DIRECTIONS: Locate all lines in the data below that hold "Billions" and show them.

# EXTRACTED ENTRIES start

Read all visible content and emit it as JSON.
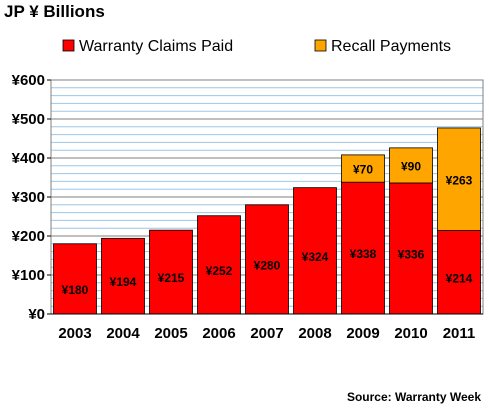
{
  "title": "JP ¥ Billions",
  "source": "Source: Warranty Week",
  "chart_data": {
    "type": "bar",
    "stacked": true,
    "title": "JP ¥ Billions",
    "categories": [
      "2003",
      "2004",
      "2005",
      "2006",
      "2007",
      "2008",
      "2009",
      "2010",
      "2011"
    ],
    "series": [
      {
        "name": "Warranty Claims Paid",
        "color": "#ff0000",
        "values": [
          180,
          194,
          215,
          252,
          280,
          324,
          338,
          336,
          214
        ],
        "labels": [
          "¥180",
          "¥194",
          "¥215",
          "¥252",
          "¥280",
          "¥324",
          "¥338",
          "¥336",
          "¥214"
        ]
      },
      {
        "name": "Recall Payments",
        "color": "#ffa500",
        "values": [
          null,
          null,
          null,
          null,
          null,
          null,
          70,
          90,
          263
        ],
        "labels": [
          null,
          null,
          null,
          null,
          null,
          null,
          "¥70",
          "¥90",
          "¥263"
        ]
      }
    ],
    "ylim": [
      0,
      600
    ],
    "yticks": [
      0,
      100,
      200,
      300,
      400,
      500,
      600
    ],
    "ytick_labels": [
      "¥0",
      "¥100",
      "¥200",
      "¥300",
      "¥400",
      "¥500",
      "¥600"
    ],
    "grid": true,
    "legend": "top"
  }
}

# EXTRACTED ENTRIES end

PROBLEM SOLUTION:
  "title": "JP ¥ Billions",
    "title": "JP ¥ Billions",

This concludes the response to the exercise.